[START Task data]

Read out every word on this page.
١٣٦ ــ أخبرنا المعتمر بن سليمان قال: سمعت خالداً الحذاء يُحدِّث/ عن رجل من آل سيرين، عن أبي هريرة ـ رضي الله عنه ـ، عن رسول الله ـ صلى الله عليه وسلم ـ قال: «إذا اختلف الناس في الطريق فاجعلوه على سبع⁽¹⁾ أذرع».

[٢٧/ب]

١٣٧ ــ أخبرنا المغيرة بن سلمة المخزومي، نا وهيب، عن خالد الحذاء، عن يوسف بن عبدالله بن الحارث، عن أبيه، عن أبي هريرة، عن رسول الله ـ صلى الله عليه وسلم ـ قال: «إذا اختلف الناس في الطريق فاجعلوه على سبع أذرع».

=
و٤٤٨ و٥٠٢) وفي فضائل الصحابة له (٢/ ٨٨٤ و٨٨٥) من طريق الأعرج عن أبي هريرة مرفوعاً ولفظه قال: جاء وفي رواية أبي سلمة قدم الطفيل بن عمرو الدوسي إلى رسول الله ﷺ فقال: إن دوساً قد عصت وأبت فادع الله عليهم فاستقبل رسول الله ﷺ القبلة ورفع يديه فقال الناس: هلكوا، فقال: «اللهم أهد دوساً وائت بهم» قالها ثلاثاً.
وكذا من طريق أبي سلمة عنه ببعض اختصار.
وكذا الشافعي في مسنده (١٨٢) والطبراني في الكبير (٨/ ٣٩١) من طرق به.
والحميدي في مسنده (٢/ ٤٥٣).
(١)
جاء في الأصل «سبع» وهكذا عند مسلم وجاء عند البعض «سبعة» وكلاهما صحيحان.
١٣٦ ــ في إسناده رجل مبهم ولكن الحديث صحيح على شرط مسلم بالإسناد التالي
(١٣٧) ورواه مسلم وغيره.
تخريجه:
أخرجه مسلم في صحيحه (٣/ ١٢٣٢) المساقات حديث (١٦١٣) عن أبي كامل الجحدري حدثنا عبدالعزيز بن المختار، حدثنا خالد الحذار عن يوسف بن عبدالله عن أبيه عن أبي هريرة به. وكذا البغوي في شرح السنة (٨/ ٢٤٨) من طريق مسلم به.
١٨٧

[END Task data]

Short task: Extract all the entries word for word.

Correct output:
Read out every word on this page.
١٣٦ ــ أخبرنا المعتمر بن سليمان قال: سمعت خالداً الحذاء يُحدِّث/ عن رجل من آل سيرين، عن أبي هريرة ـ رضي الله عنه ـ، عن رسول الله ـ صلى الله عليه وسلم ـ قال: «إذا اختلف الناس في الطريق فاجعلوه على سبع⁽¹⁾ أذرع».

[٢٧/ب]

١٣٧ ــ أخبرنا المغيرة بن سلمة المخزومي، نا وهيب، عن خالد الحذاء، عن يوسف بن عبدالله بن الحارث، عن أبيه، عن أبي هريرة، عن رسول الله ـ صلى الله عليه وسلم ـ قال: «إذا اختلف الناس في الطريق فاجعلوه على سبع أذرع».

=
و٤٤٨ و٥٠٢) وفي فضائل الصحابة له (٢/ ٨٨٤ و٨٨٥) من طريق الأعرج عن أبي هريرة مرفوعاً ولفظه قال: جاء وفي رواية أبي سلمة قدم الطفيل بن عمرو الدوسي إلى رسول الله ﷺ فقال: إن دوساً قد عصت وأبت فادع الله عليهم فاستقبل رسول الله ﷺ القبلة ورفع يديه فقال الناس: هلكوا، فقال: «اللهم أهد دوساً وائت بهم» قالها ثلاثاً.
وكذا من طريق أبي سلمة عنه ببعض اختصار.
وكذا الشافعي في مسنده (١٨٢) والطبراني في الكبير (٨/ ٣٩١) من طرق به.
والحميدي في مسنده (٢/ ٤٥٣).
(١)
جاء في الأصل «سبع» وهكذا عند مسلم وجاء عند البعض «سبعة» وكلاهما صحيحان.
١٣٦ ــ في إسناده رجل مبهم ولكن الحديث صحيح على شرط مسلم بالإسناد التالي
(١٣٧) ورواه مسلم وغيره.
تخريجه:
أخرجه مسلم في صحيحه (٣/ ١٢٣٢) المساقات حديث (١٦١٣) عن أبي كامل الجحدري حدثنا عبدالعزيز بن المختار، حدثنا خالد الحذار عن يوسف بن عبدالله عن أبيه عن أبي هريرة به. وكذا البغوي في شرح السنة (٨/ ٢٤٨) من طريق مسلم به.
١٨٧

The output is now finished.